WHAT IS EXPECTED:
Reproduce the records below in their entirety, character for character.

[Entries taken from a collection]
..........
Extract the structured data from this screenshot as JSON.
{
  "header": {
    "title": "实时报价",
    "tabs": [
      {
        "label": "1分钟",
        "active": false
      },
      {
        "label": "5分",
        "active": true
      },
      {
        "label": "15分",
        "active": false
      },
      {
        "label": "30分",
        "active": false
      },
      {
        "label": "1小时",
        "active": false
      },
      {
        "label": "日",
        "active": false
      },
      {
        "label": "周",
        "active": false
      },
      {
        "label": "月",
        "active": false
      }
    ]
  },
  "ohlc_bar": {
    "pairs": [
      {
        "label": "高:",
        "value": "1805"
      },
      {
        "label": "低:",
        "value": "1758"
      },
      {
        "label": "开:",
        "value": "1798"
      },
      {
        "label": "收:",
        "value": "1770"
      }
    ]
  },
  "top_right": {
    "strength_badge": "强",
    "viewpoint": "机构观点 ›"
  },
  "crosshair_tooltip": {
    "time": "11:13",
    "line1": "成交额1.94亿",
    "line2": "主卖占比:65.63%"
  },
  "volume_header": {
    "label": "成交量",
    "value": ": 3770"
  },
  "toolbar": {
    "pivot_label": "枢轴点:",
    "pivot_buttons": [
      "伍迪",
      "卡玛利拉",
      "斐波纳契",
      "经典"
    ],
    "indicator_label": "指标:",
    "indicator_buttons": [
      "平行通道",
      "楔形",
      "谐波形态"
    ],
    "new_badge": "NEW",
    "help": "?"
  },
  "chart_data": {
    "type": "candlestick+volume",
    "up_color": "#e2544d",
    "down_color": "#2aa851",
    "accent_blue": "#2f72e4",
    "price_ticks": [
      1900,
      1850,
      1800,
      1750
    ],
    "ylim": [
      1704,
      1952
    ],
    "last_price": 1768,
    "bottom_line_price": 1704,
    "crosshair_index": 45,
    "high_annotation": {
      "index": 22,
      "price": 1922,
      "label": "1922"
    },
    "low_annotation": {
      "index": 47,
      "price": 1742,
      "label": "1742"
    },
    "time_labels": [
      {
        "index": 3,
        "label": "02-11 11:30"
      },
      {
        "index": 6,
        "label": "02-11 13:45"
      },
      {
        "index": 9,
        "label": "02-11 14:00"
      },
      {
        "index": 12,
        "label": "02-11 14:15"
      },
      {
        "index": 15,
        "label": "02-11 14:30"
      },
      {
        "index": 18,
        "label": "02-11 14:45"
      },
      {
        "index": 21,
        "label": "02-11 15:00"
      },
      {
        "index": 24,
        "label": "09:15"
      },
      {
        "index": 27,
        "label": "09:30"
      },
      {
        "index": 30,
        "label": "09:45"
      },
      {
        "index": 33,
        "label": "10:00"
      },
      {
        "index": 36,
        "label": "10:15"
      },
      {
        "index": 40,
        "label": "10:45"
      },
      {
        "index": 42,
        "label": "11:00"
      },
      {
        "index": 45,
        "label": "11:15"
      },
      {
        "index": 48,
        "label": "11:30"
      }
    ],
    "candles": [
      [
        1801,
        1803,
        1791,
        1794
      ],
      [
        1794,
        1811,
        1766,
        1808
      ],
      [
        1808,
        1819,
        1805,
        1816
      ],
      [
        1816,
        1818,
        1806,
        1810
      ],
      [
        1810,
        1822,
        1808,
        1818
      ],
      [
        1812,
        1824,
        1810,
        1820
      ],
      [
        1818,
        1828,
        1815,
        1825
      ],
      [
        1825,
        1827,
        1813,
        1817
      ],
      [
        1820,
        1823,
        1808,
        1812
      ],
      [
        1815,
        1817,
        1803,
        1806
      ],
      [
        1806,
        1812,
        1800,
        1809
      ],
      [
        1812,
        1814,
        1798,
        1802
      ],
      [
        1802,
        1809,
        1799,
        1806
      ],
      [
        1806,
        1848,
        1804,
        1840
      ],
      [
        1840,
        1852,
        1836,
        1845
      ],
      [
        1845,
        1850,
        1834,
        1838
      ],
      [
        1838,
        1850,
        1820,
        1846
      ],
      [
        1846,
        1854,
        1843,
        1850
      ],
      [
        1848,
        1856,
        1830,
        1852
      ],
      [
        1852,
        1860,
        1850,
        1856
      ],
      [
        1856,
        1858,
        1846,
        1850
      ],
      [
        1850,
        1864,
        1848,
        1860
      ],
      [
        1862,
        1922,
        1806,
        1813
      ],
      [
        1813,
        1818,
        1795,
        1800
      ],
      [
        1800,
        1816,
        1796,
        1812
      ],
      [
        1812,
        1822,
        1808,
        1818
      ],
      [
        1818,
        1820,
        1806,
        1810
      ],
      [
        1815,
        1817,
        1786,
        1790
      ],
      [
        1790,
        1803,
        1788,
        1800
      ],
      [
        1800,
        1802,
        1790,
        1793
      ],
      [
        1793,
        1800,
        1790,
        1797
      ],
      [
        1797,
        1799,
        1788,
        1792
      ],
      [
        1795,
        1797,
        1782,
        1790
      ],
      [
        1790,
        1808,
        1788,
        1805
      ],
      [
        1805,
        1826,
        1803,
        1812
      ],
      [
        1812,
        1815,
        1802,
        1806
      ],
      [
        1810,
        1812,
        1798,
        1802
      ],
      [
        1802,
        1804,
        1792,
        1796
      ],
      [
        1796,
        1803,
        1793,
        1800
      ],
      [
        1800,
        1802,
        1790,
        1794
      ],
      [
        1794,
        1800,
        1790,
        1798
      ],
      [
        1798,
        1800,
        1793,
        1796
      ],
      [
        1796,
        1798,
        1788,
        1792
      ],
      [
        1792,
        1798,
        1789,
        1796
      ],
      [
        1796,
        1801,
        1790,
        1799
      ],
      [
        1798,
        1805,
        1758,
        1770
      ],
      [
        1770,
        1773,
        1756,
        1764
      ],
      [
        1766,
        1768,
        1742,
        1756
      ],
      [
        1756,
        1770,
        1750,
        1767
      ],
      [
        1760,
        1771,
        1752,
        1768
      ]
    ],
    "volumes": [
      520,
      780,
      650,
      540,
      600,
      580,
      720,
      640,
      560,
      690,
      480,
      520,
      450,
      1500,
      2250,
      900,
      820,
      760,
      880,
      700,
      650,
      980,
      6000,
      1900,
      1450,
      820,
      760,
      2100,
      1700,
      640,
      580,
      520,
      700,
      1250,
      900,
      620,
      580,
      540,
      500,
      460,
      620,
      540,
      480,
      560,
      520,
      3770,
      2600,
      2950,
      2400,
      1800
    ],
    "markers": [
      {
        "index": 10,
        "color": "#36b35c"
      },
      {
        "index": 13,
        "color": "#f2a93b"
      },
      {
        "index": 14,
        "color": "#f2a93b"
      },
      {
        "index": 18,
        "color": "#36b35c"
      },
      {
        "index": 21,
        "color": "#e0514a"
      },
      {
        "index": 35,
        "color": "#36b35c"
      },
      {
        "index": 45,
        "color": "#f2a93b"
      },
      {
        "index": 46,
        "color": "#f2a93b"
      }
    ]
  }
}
..........
SOLVED EXERCISE:
Extract the structured data from this screenshot as JSON.
{
  "header": {
    "title": "实时报价",
    "tabs": [
      {
        "label": "1分钟",
        "active": false
      },
      {
        "label": "5分",
        "active": true
      },
      {
        "label": "15分",
        "active": false
      },
      {
        "label": "30分",
        "active": false
      },
      {
        "label": "1小时",
        "active": false
      },
      {
        "label": "日",
        "active": false
      },
      {
        "label": "周",
        "active": false
      },
      {
        "label": "月",
        "active": false
      }
    ]
  },
  "ohlc_bar": {
    "pairs": [
      {
        "label": "高:",
        "value": "1805"
      },
      {
        "label": "低:",
        "value": "1758"
      },
      {
        "label": "开:",
        "value": "1798"
      },
      {
        "label": "收:",
        "value": "1770"
      }
    ]
  },
  "top_right": {
    "strength_badge": "强",
    "viewpoint": "机构观点 ›"
  },
  "crosshair_tooltip": {
    "time": "11:13",
    "line1": "成交额1.94亿",
    "line2": "主卖占比:65.63%"
  },
  "volume_header": {
    "label": "成交量",
    "value": ": 3770"
  },
  "toolbar": {
    "pivot_label": "枢轴点:",
    "pivot_buttons": [
      "伍迪",
      "卡玛利拉",
      "斐波纳契",
      "经典"
    ],
    "indicator_label": "指标:",
    "indicator_buttons": [
      "平行通道",
      "楔形",
      "谐波形态"
    ],
    "new_badge": "NEW",
    "help": "?"
  },
  "chart_data": {
    "type": "candlestick+volume",
    "up_color": "#e2544d",
    "down_color": "#2aa851",
    "accent_blue": "#2f72e4",
    "price_ticks": [
      1900,
      1850,
      1800,
      1750
    ],
    "ylim": [
      1704,
      1952
    ],
    "last_price": 1768,
    "bottom_line_price": 1704,
    "crosshair_index": 45,
    "high_annotation": {
      "index": 22,
      "price": 1922,
      "label": "1922"
    },
    "low_annotation": {
      "index": 47,
      "price": 1742,
      "label": "1742"
    },
    "time_labels": [
      {
        "index": 3,
        "label": "02-11 11:30"
      },
      {
        "index": 6,
        "label": "02-11 13:45"
      },
      {
        "index": 9,
        "label": "02-11 14:00"
      },
      {
        "index": 12,
        "label": "02-11 14:15"
      },
      {
        "index": 15,
        "label": "02-11 14:30"
      },
      {
        "index": 18,
        "label": "02-11 14:45"
      },
      {
        "index": 21,
        "label": "02-11 15:00"
      },
      {
        "index": 24,
        "label": "09:15"
      },
      {
        "index": 27,
        "label": "09:30"
      },
      {
        "index": 30,
        "label": "09:45"
      },
      {
        "index": 33,
        "label": "10:00"
      },
      {
        "index": 36,
        "label": "10:15"
      },
      {
        "index": 40,
        "label": "10:45"
      },
      {
        "index": 42,
        "label": "11:00"
      },
      {
        "index": 45,
        "label": "11:15"
      },
      {
        "index": 48,
        "label": "11:30"
      }
    ],
    "candles": [
      [
        1801,
        1803,
        1791,
        1794
      ],
      [
        1794,
        1811,
        1766,
        1808
      ],
      [
        1808,
        1819,
        1805,
        1816
      ],
      [
        1816,
        1818,
        1806,
        1810
      ],
      [
        1810,
        1822,
        1808,
        1818
      ],
      [
        1812,
        1824,
        1810,
        1820
      ],
      [
        1818,
        1828,
        1815,
        1825
      ],
      [
        1825,
        1827,
        1813,
        1817
      ],
      [
        1820,
        1823,
        1808,
        1812
      ],
      [
        1815,
        1817,
        1803,
        1806
      ],
      [
        1806,
        1812,
        1800,
        1809
      ],
      [
        1812,
        1814,
        1798,
        1802
      ],
      [
        1802,
        1809,
        1799,
        1806
      ],
      [
        1806,
        1848,
        1804,
        1840
      ],
      [
        1840,
        1852,
        1836,
        1845
      ],
      [
        1845,
        1850,
        1834,
        1838
      ],
      [
        1838,
        1850,
        1820,
        1846
      ],
      [
        1846,
        1854,
        1843,
        1850
      ],
      [
        1848,
        1856,
        1830,
        1852
      ],
      [
        1852,
        1860,
        1850,
        1856
      ],
      [
        1856,
        1858,
        1846,
        1850
      ],
      [
        1850,
        1864,
        1848,
        1860
      ],
      [
        1862,
        1922,
        1806,
        1813
      ],
      [
        1813,
        1818,
        1795,
        1800
      ],
      [
        1800,
        1816,
        1796,
        1812
      ],
      [
        1812,
        1822,
        1808,
        1818
      ],
      [
        1818,
        1820,
        1806,
        1810
      ],
      [
        1815,
        1817,
        1786,
        1790
      ],
      [
        1790,
        1803,
        1788,
        1800
      ],
      [
        1800,
        1802,
        1790,
        1793
      ],
      [
        1793,
        1800,
        1790,
        1797
      ],
      [
        1797,
        1799,
        1788,
        1792
      ],
      [
        1795,
        1797,
        1782,
        1790
      ],
      [
        1790,
        1808,
        1788,
        1805
      ],
      [
        1805,
        1826,
        1803,
        1812
      ],
      [
        1812,
        1815,
        1802,
        1806
      ],
      [
        1810,
        1812,
        1798,
        1802
      ],
      [
        1802,
        1804,
        1792,
        1796
      ],
      [
        1796,
        1803,
        1793,
        1800
      ],
      [
        1800,
        1802,
        1790,
        1794
      ],
      [
        1794,
        1800,
        1790,
        1798
      ],
      [
        1798,
        1800,
        1793,
        1796
      ],
      [
        1796,
        1798,
        1788,
        1792
      ],
      [
        1792,
        1798,
        1789,
        1796
      ],
      [
        1796,
        1801,
        1790,
        1799
      ],
      [
        1798,
        1805,
        1758,
        1770
      ],
      [
        1770,
        1773,
        1756,
        1764
      ],
      [
        1766,
        1768,
        1742,
        1756
      ],
      [
        1756,
        1770,
        1750,
        1767
      ],
      [
        1760,
        1771,
        1752,
        1768
      ]
    ],
    "volumes": [
      520,
      780,
      650,
      540,
      600,
      580,
      720,
      640,
      560,
      690,
      480,
      520,
      450,
      1500,
      2250,
      900,
      820,
      760,
      880,
      700,
      650,
      980,
      6000,
      1900,
      1450,
      820,
      760,
      2100,
      1700,
      640,
      580,
      520,
      700,
      1250,
      900,
      620,
      580,
      540,
      500,
      460,
      620,
      540,
      480,
      560,
      520,
      3770,
      2600,
      2950,
      2400,
      1800
    ],
    "markers": [
      {
        "index": 10,
        "color": "#36b35c"
      },
      {
        "index": 13,
        "color": "#f2a93b"
      },
      {
        "index": 14,
        "color": "#f2a93b"
      },
      {
        "index": 18,
        "color": "#36b35c"
      },
      {
        "index": 21,
        "color": "#e0514a"
      },
      {
        "index": 35,
        "color": "#36b35c"
      },
      {
        "index": 45,
        "color": "#f2a93b"
      },
      {
        "index": 46,
        "color": "#f2a93b"
      }
    ]
  }
}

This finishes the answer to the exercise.